So, all the other \( (U, \boldsymbol{X} )\) that amount to \( \left[ 1- r m \exp \left( – \frac{m}{12 r} \right) \right] |{\mathcal F}| \prod_{i=1}^r {n-(i-1)n/r \choose n/r} \) or more meet the double inequality for every strip \( X_i \). Hence, there must be an \( \boldsymbol{X} \) and subfamily \( {\mathcal F’ } \subset {\mathcal F} \) meeting the two conditions given by Theorem 5, completing its proof.

Element placement data:

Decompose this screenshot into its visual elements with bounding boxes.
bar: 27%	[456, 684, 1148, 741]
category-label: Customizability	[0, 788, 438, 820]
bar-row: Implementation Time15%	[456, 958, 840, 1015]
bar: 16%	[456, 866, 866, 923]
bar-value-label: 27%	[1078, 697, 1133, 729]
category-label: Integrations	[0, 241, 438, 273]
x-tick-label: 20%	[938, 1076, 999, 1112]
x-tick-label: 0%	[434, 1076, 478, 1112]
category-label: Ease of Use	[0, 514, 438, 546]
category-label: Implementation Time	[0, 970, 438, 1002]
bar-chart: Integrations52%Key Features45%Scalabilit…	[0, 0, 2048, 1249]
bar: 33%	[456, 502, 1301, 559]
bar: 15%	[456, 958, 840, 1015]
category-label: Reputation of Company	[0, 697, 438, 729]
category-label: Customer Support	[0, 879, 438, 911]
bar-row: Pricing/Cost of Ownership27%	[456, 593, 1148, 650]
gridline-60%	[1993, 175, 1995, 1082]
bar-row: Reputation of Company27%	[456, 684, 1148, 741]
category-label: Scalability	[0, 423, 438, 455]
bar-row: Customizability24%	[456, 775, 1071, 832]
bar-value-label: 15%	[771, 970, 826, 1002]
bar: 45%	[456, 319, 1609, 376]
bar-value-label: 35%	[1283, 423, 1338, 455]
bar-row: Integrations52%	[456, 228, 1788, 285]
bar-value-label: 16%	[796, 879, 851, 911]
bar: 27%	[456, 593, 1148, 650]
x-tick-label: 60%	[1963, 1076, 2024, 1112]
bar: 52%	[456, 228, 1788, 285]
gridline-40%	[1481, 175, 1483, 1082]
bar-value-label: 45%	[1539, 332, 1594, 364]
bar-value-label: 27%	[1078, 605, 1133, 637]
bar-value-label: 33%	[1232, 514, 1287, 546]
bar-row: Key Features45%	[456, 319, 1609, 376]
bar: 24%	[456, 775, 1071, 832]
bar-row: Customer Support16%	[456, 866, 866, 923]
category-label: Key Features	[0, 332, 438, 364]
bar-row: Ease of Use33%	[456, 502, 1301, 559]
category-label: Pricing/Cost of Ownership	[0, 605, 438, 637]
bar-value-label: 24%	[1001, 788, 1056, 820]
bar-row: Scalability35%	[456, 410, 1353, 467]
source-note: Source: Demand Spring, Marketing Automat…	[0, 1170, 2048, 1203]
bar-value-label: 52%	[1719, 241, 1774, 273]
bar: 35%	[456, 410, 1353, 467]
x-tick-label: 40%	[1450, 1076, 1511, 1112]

- [ACTIONS TO TAKE]
a: Answer these questions using the proof passage above.
(i) What do the remaining pairs meet for every strip?
(ii) What must exist alongside an X, according to the passage?
(iii) Which theorem's proof does the passage complete?
b: Transcribe from the proof passage above everything from "So, all the" down to "completing its proof.".

- [ANSWERS PROVIDED]
a:
(i) The double inequality.
(ii) A subfamily F′ of F, with the two together meeting the two conditions given by Theorem 5.
(iii) Theorem 5.

b:
So, all the other \( (U, \boldsymbol{X} )\) that amount to \( \left[ 1- r m \exp \left( – \frac{m}{12 r} \right) \right] |{\mathcal F}| \prod_{i=1}^r {n-(i-1)n/r \choose n/r} \) or more meet the double inequality for every strip \( X_i \). Hence, there must be an \( \boldsymbol{X} \) and subfamily \( {\mathcal F’ } \subset {\mathcal F} \) meeting the two conditions given by Theorem 5, completing its proof.